** START **

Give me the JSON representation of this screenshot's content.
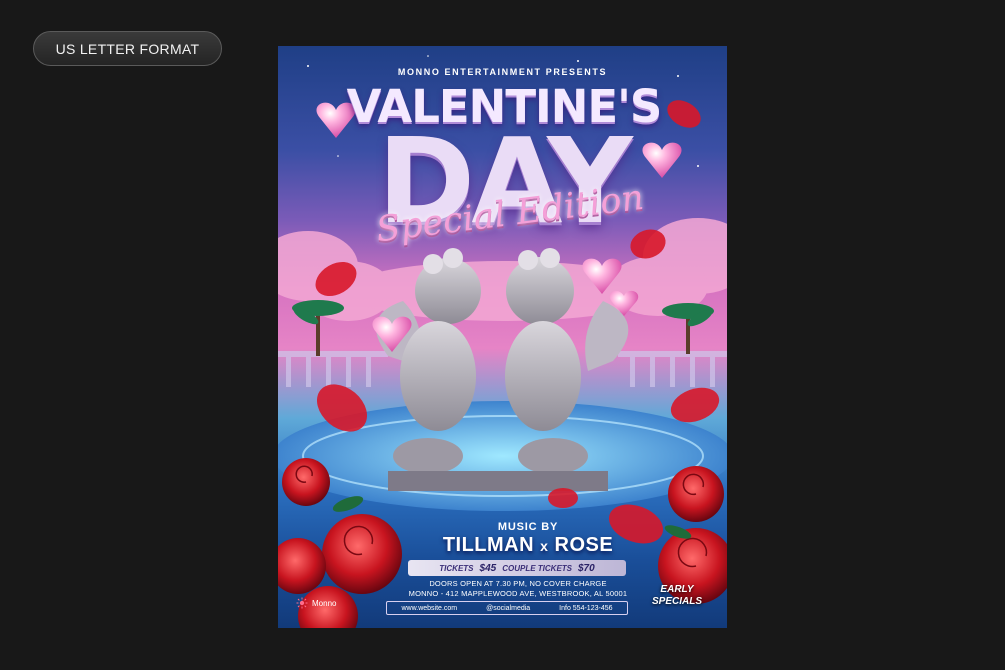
{
  "format_label": "US LETTER FORMAT",
  "flyer": {
    "presents": "MONNO ENTERTAINMENT PRESENTS",
    "title_line1": "VALENTINE'S",
    "title_line2": "DAY",
    "subtitle": "Special Edition",
    "music_by": "MUSIC BY",
    "artist1": "TILLMAN",
    "artist_sep": "x",
    "artist2": "ROSE",
    "tickets_label": "TICKETS",
    "tickets_price": "$45",
    "couple_label": "COUPLE TICKETS",
    "couple_price": "$70",
    "doors": "DOORS OPEN AT 7.30 PM, NO COVER CHARGE",
    "address": "MONNO - 412 MAPPLEWOOD AVE, WESTBROOK, AL 50001",
    "website": "www.website.com",
    "social": "@socialmedia",
    "phone": "Info 554-123-456",
    "brand": "Monno",
    "early_line1": "EARLY",
    "early_line2": "SPECIALS"
  },
  "colors": {
    "background": "#181818",
    "accent_pink": "#e684c6",
    "accent_blue": "#2b6fbf",
    "rose_red": "#d21f2f"
  }
}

** END **

* [Task brief] Set down the material above as is, without any pictures.

* [Full answer]
Give me the JSON representation of this screenshot's content.
{
  "format_label": "US LETTER FORMAT",
  "flyer": {
    "presents": "MONNO ENTERTAINMENT PRESENTS",
    "title_line1": "VALENTINE'S",
    "title_line2": "DAY",
    "subtitle": "Special Edition",
    "music_by": "MUSIC BY",
    "artist1": "TILLMAN",
    "artist_sep": "x",
    "artist2": "ROSE",
    "tickets_label": "TICKETS",
    "tickets_price": "$45",
    "couple_label": "COUPLE TICKETS",
    "couple_price": "$70",
    "doors": "DOORS OPEN AT 7.30 PM, NO COVER CHARGE",
    "address": "MONNO - 412 MAPPLEWOOD AVE, WESTBROOK, AL 50001",
    "website": "www.website.com",
    "social": "@socialmedia",
    "phone": "Info 554-123-456",
    "brand": "Monno",
    "early_line1": "EARLY",
    "early_line2": "SPECIALS"
  },
  "colors": {
    "background": "#181818",
    "accent_pink": "#e684c6",
    "accent_blue": "#2b6fbf",
    "rose_red": "#d21f2f"
  }
}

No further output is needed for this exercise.